• Given problem: Quote the whole listing verbatim.

• Records shown:
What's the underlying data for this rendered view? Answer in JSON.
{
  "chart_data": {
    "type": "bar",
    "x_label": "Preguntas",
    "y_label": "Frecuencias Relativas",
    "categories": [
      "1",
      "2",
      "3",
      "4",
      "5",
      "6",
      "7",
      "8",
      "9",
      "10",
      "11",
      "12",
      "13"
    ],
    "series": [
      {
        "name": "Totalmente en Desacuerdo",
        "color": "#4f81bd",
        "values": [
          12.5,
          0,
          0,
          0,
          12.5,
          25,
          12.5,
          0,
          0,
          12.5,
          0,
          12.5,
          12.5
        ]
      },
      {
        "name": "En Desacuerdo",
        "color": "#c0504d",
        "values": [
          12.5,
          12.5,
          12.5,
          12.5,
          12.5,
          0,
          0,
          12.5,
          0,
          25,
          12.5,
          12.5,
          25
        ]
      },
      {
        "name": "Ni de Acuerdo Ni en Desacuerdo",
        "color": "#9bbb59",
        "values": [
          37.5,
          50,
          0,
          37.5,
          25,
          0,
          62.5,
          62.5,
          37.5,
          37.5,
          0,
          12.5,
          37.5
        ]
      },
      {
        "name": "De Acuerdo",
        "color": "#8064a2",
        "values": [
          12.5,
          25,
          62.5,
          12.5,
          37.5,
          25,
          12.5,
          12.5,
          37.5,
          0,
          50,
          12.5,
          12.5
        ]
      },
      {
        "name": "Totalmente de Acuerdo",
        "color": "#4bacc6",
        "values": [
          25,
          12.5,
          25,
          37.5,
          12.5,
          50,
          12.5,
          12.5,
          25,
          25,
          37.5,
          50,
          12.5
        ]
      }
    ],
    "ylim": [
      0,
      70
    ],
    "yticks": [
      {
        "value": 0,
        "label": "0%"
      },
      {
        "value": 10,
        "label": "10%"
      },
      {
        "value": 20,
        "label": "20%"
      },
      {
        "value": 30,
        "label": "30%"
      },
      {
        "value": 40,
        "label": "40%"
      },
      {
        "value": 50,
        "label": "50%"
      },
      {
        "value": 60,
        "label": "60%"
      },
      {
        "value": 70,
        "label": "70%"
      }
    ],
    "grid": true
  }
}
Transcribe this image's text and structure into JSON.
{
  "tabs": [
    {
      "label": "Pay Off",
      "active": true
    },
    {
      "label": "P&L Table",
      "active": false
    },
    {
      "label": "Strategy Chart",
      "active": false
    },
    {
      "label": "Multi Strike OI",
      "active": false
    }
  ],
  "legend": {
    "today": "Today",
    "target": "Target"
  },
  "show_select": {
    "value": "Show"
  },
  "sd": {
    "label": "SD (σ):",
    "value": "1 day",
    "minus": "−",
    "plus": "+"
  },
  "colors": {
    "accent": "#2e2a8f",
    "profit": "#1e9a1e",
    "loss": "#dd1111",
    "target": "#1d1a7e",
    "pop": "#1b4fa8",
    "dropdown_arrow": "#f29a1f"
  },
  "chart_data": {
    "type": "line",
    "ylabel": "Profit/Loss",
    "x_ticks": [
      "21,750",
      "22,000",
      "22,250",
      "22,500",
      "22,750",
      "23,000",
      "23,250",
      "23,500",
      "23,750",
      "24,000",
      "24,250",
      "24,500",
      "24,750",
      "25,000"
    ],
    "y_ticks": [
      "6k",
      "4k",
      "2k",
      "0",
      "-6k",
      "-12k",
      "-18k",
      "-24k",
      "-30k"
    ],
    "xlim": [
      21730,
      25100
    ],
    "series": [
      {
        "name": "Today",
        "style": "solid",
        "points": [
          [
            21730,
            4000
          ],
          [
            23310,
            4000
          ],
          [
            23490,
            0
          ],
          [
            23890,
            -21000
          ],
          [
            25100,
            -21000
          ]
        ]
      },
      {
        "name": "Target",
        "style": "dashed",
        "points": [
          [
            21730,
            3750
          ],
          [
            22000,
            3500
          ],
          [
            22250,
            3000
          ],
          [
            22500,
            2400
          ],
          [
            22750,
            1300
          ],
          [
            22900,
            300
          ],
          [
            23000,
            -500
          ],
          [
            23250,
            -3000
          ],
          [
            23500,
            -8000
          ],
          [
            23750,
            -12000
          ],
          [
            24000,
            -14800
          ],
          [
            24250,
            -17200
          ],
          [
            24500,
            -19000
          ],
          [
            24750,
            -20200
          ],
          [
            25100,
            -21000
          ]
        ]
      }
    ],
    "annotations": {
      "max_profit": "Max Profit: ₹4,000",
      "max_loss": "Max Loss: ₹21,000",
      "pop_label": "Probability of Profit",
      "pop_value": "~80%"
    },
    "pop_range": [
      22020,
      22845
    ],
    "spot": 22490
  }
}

• Full answer:
What's the underlying data for this rendered view? Answer in JSON.
{
  "chart_data": {
    "type": "bar",
    "x_label": "Preguntas",
    "y_label": "Frecuencias Relativas",
    "categories": [
      "1",
      "2",
      "3",
      "4",
      "5",
      "6",
      "7",
      "8",
      "9",
      "10",
      "11",
      "12",
      "13"
    ],
    "series": [
      {
        "name": "Totalmente en Desacuerdo",
        "color": "#4f81bd",
        "values": [
          12.5,
          0,
          0,
          0,
          12.5,
          25,
          12.5,
          0,
          0,
          12.5,
          0,
          12.5,
          12.5
        ]
      },
      {
        "name": "En Desacuerdo",
        "color": "#c0504d",
        "values": [
          12.5,
          12.5,
          12.5,
          12.5,
          12.5,
          0,
          0,
          12.5,
          0,
          25,
          12.5,
          12.5,
          25
        ]
      },
      {
        "name": "Ni de Acuerdo Ni en Desacuerdo",
        "color": "#9bbb59",
        "values": [
          37.5,
          50,
          0,
          37.5,
          25,
          0,
          62.5,
          62.5,
          37.5,
          37.5,
          0,
          12.5,
          37.5
        ]
      },
      {
        "name": "De Acuerdo",
        "color": "#8064a2",
        "values": [
          12.5,
          25,
          62.5,
          12.5,
          37.5,
          25,
          12.5,
          12.5,
          37.5,
          0,
          50,
          12.5,
          12.5
        ]
      },
      {
        "name": "Totalmente de Acuerdo",
        "color": "#4bacc6",
        "values": [
          25,
          12.5,
          25,
          37.5,
          12.5,
          50,
          12.5,
          12.5,
          25,
          25,
          37.5,
          50,
          12.5
        ]
      }
    ],
    "ylim": [
      0,
      70
    ],
    "yticks": [
      {
        "value": 0,
        "label": "0%"
      },
      {
        "value": 10,
        "label": "10%"
      },
      {
        "value": 20,
        "label": "20%"
      },
      {
        "value": 30,
        "label": "30%"
      },
      {
        "value": 40,
        "label": "40%"
      },
      {
        "value": 50,
        "label": "50%"
      },
      {
        "value": 60,
        "label": "60%"
      },
      {
        "value": 70,
        "label": "70%"
      }
    ],
    "grid": true
  }
}
Transcribe this image's text and structure into JSON.
{
  "tabs": [
    {
      "label": "Pay Off",
      "active": true
    },
    {
      "label": "P&L Table",
      "active": false
    },
    {
      "label": "Strategy Chart",
      "active": false
    },
    {
      "label": "Multi Strike OI",
      "active": false
    }
  ],
  "legend": {
    "today": "Today",
    "target": "Target"
  },
  "show_select": {
    "value": "Show"
  },
  "sd": {
    "label": "SD (σ):",
    "value": "1 day",
    "minus": "−",
    "plus": "+"
  },
  "colors": {
    "accent": "#2e2a8f",
    "profit": "#1e9a1e",
    "loss": "#dd1111",
    "target": "#1d1a7e",
    "pop": "#1b4fa8",
    "dropdown_arrow": "#f29a1f"
  },
  "chart_data": {
    "type": "line",
    "ylabel": "Profit/Loss",
    "x_ticks": [
      "21,750",
      "22,000",
      "22,250",
      "22,500",
      "22,750",
      "23,000",
      "23,250",
      "23,500",
      "23,750",
      "24,000",
      "24,250",
      "24,500",
      "24,750",
      "25,000"
    ],
    "y_ticks": [
      "6k",
      "4k",
      "2k",
      "0",
      "-6k",
      "-12k",
      "-18k",
      "-24k",
      "-30k"
    ],
    "xlim": [
      21730,
      25100
    ],
    "series": [
      {
        "name": "Today",
        "style": "solid",
        "points": [
          [
            21730,
            4000
          ],
          [
            23310,
            4000
          ],
          [
            23490,
            0
          ],
          [
            23890,
            -21000
          ],
          [
            25100,
            -21000
          ]
        ]
      },
      {
        "name": "Target",
        "style": "dashed",
        "points": [
          [
            21730,
            3750
          ],
          [
            22000,
            3500
          ],
          [
            22250,
            3000
          ],
          [
            22500,
            2400
          ],
          [
            22750,
            1300
          ],
          [
            22900,
            300
          ],
          [
            23000,
            -500
          ],
          [
            23250,
            -3000
          ],
          [
            23500,
            -8000
          ],
          [
            23750,
            -12000
          ],
          [
            24000,
            -14800
          ],
          [
            24250,
            -17200
          ],
          [
            24500,
            -19000
          ],
          [
            24750,
            -20200
          ],
          [
            25100,
            -21000
          ]
        ]
      }
    ],
    "annotations": {
      "max_profit": "Max Profit: ₹4,000",
      "max_loss": "Max Loss: ₹21,000",
      "pop_label": "Probability of Profit",
      "pop_value": "~80%"
    },
    "pop_range": [
      22020,
      22845
    ],
    "spot": 22490
  }
}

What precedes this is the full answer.